> Exercise aim: Select every line holding the word "labels" and copy it.

— Start of Available data —

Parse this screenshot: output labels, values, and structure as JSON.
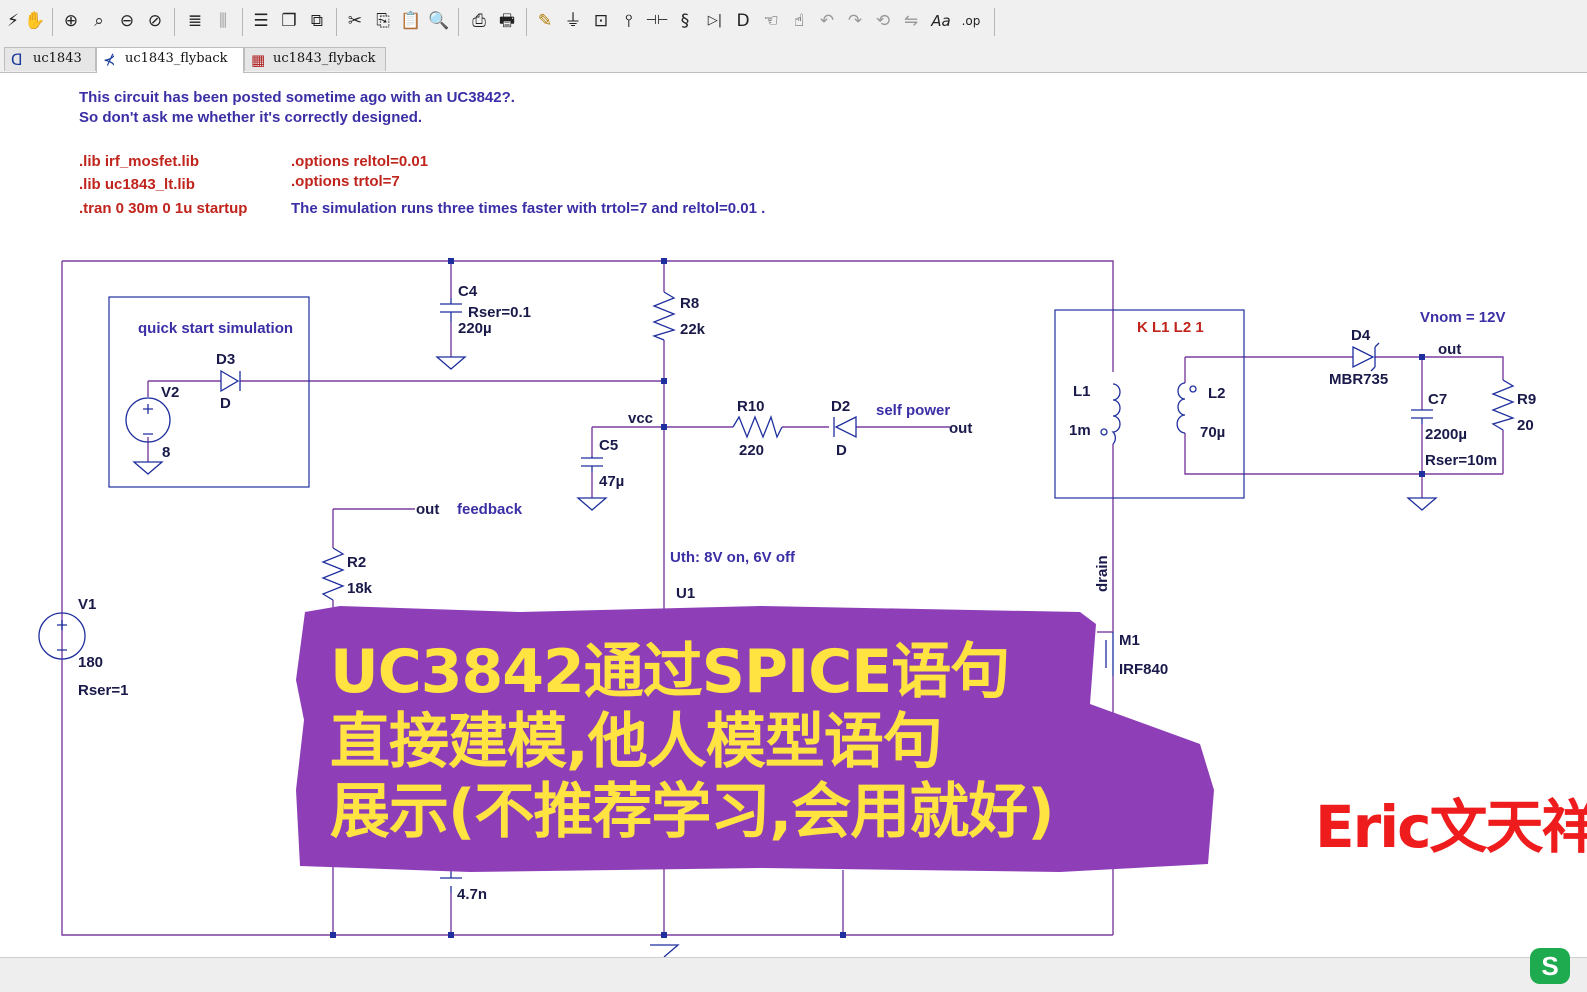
{
  "toolbar": {
    "buttons": [
      {
        "label": "⚡",
        "icon": "run-icon"
      },
      {
        "label": "✋",
        "icon": "pan-icon"
      },
      {
        "label": "⊕",
        "icon": "zoom-in-icon"
      },
      {
        "label": "⌕",
        "icon": "zoom-rect-icon"
      },
      {
        "label": "⊖",
        "icon": "zoom-out-icon"
      },
      {
        "label": "⊘",
        "icon": "zoom-fit-icon"
      },
      {
        "label": "≣",
        "icon": "tile-horizontal-icon"
      },
      {
        "label": "⫼",
        "icon": "tile-vertical-icon"
      },
      {
        "label": "☰",
        "icon": "cascade-icon"
      },
      {
        "label": "❐",
        "icon": "window-icon"
      },
      {
        "label": "⧉",
        "icon": "close-windows-icon"
      },
      {
        "label": "✂",
        "icon": "cut-icon"
      },
      {
        "label": "⎘",
        "icon": "copy-icon"
      },
      {
        "label": "📋",
        "icon": "paste-icon"
      },
      {
        "label": "🔍",
        "icon": "find-icon"
      },
      {
        "label": "⎙",
        "icon": "print-setup-icon"
      },
      {
        "label": "🖶",
        "icon": "print-icon"
      },
      {
        "label": "✎",
        "icon": "draw-wire-icon"
      },
      {
        "label": "⏚",
        "icon": "ground-icon"
      },
      {
        "label": "⊡",
        "icon": "label-net-icon"
      },
      {
        "label": "⫯",
        "icon": "resistor-icon"
      },
      {
        "label": "⊣⊢",
        "icon": "capacitor-icon"
      },
      {
        "label": "§",
        "icon": "inductor-icon"
      },
      {
        "label": "▷|",
        "icon": "diode-icon"
      },
      {
        "label": "D",
        "icon": "component-icon"
      },
      {
        "label": "☜",
        "icon": "move-icon"
      },
      {
        "label": "☝",
        "icon": "drag-icon"
      },
      {
        "label": "↶",
        "icon": "undo-icon"
      },
      {
        "label": "↷",
        "icon": "redo-icon"
      },
      {
        "label": "⟲",
        "icon": "rotate-icon"
      },
      {
        "label": "⇋",
        "icon": "mirror-icon"
      },
      {
        "label": "Aa",
        "icon": "text-icon"
      },
      {
        "label": ".op",
        "icon": "spice-directive-icon"
      }
    ]
  },
  "tabs": [
    {
      "label": "uc1843",
      "icon": "symbol-tab-icon"
    },
    {
      "label": "uc1843_flyback",
      "icon": "schematic-tab-icon"
    },
    {
      "label": "uc1843_flyback",
      "icon": "waveform-tab-icon"
    }
  ],
  "schematic": {
    "comments": {
      "line1": "This circuit has been posted sometime ago with an UC3842?.",
      "line2": "So don't ask me whether it's correctly designed.",
      "sim_speed": "The simulation runs  three times faster with trtol=7 and reltol=0.01 ."
    },
    "directives": {
      "lib1": ".lib irf_mosfet.lib",
      "lib2": ".lib uc1843_lt.lib",
      "tran": ".tran 0 30m 0 1u startup",
      "opt1": ".options reltol=0.01",
      "opt2": ".options trtol=7",
      "coupling": "K L1 L2 1"
    },
    "labels": {
      "quick_start": "quick start simulation",
      "vnom": "Vnom = 12V",
      "self_power": "self power",
      "feedback": "feedback",
      "uth": "Uth: 8V on, 6V off",
      "vcc": "vcc",
      "out_d2": "out",
      "out_r2": "out",
      "out_d4": "out",
      "drain": "drain"
    },
    "components": {
      "C4": {
        "name": "C4",
        "rser": "Rser=0.1",
        "value": "220µ"
      },
      "R8": {
        "name": "R8",
        "value": "22k"
      },
      "D3": {
        "name": "D3",
        "value": "D"
      },
      "V2": {
        "name": "V2",
        "value": "8"
      },
      "C5": {
        "name": "C5",
        "value": "47µ"
      },
      "R10": {
        "name": "R10",
        "value": "220"
      },
      "D2": {
        "name": "D2",
        "value": "D"
      },
      "R2": {
        "name": "R2",
        "value": "18k"
      },
      "U1": {
        "name": "U1"
      },
      "V1": {
        "name": "V1",
        "value": "180",
        "rser": "Rser=1"
      },
      "L1": {
        "name": "L1",
        "value": "1m"
      },
      "L2": {
        "name": "L2",
        "value": "70µ"
      },
      "D4": {
        "name": "D4",
        "value": "MBR735"
      },
      "C7": {
        "name": "C7",
        "value": "2200µ",
        "rser": "Rser=10m"
      },
      "R9": {
        "name": "R9",
        "value": "20"
      },
      "M1": {
        "name": "M1",
        "value": "IRF840"
      },
      "Cx": {
        "value": "4.7n"
      }
    }
  },
  "overlay": {
    "title_line1": "UC3842通过SPICE语句",
    "title_line2": "直接建模,他人模型语句",
    "title_line3": "展示(不推荐学习,会用就好)",
    "watermark": "Eric文天祥",
    "logo": "S"
  },
  "colors": {
    "wire": "#7b3fa0",
    "component": "#1f2f9e",
    "comment": "#3b2fa6",
    "directive": "#c0241c",
    "overlay_fill": "#8e3fb8",
    "overlay_text": "#ffe341",
    "watermark": "#ee1c1c"
  }
}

— End of Available data —

> Output for this exercise:
Parse this screenshot: output labels, values, and structure as JSON.
    "labels": {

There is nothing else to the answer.